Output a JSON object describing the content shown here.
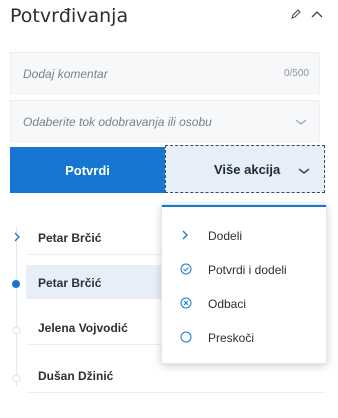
{
  "header": {
    "title": "Potvrđivanja",
    "edit_icon": "pencil-icon",
    "collapse_icon": "chevron-up-icon"
  },
  "comment": {
    "placeholder": "Dodaj komentar",
    "counter": "0/500"
  },
  "approval_select": {
    "placeholder": "Odaberite tok odobravanja ili osobu"
  },
  "actions": {
    "confirm_label": "Potvrdi",
    "more_label": "Više akcija"
  },
  "dropdown": {
    "items": [
      {
        "label": "Dodeli",
        "icon": "chevron-right-icon"
      },
      {
        "label": "Potvrdi i dodeli",
        "icon": "check-circle-icon"
      },
      {
        "label": "Odbaci",
        "icon": "x-circle-icon"
      },
      {
        "label": "Preskoči",
        "icon": "circle-icon"
      }
    ]
  },
  "approvers": [
    {
      "name": "Petar Brčić",
      "state": "next"
    },
    {
      "name": "Petar Brčić",
      "state": "current"
    },
    {
      "name": "Jelena Vojvodić",
      "state": "pending"
    },
    {
      "name": "Dušan Džinić",
      "state": "pending"
    }
  ],
  "colors": {
    "primary": "#1677d2",
    "active_row": "#e7eef8",
    "field_bg": "#f7f8f9"
  }
}
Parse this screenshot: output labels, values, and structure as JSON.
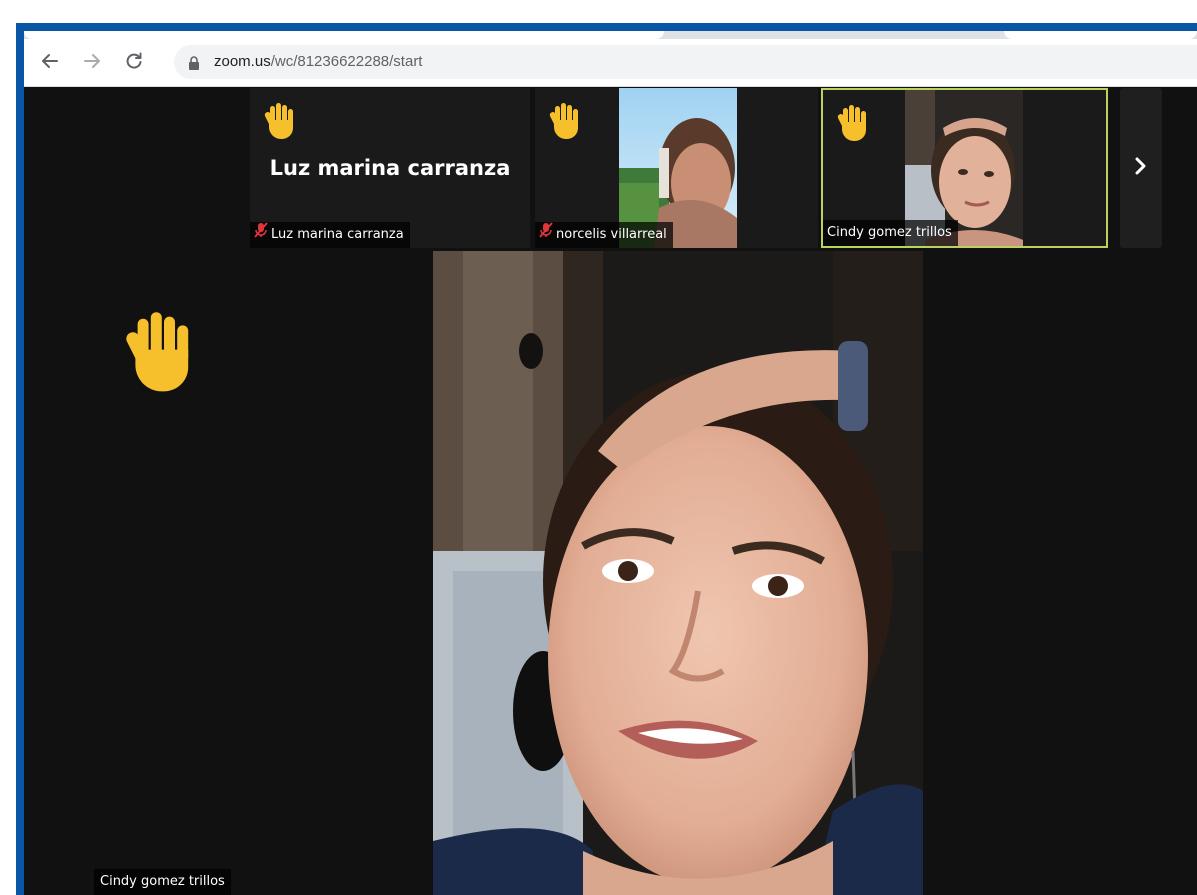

**Description of the task**
Repeat each line of the records above exactly, but do not copy the pictures.

**Exercise answer**
Output a JSON object describing the content shown here.
{
  "header": {
    "title": "Potvrđivanja",
    "edit_icon": "pencil-icon",
    "collapse_icon": "chevron-up-icon"
  },
  "comment": {
    "placeholder": "Dodaj komentar",
    "counter": "0/500"
  },
  "approval_select": {
    "placeholder": "Odaberite tok odobravanja ili osobu"
  },
  "actions": {
    "confirm_label": "Potvrdi",
    "more_label": "Više akcija"
  },
  "dropdown": {
    "items": [
      {
        "label": "Dodeli",
        "icon": "chevron-right-icon"
      },
      {
        "label": "Potvrdi i dodeli",
        "icon": "check-circle-icon"
      },
      {
        "label": "Odbaci",
        "icon": "x-circle-icon"
      },
      {
        "label": "Preskoči",
        "icon": "circle-icon"
      }
    ]
  },
  "approvers": [
    {
      "name": "Petar Brčić",
      "state": "next"
    },
    {
      "name": "Petar Brčić",
      "state": "current"
    },
    {
      "name": "Jelena Vojvodić",
      "state": "pending"
    },
    {
      "name": "Dušan Džinić",
      "state": "pending"
    }
  ],
  "colors": {
    "primary": "#1677d2",
    "active_row": "#e7eef8",
    "field_bg": "#f7f8f9"
  }
}
Parse this screenshot: output labels, values, and structure as JSON.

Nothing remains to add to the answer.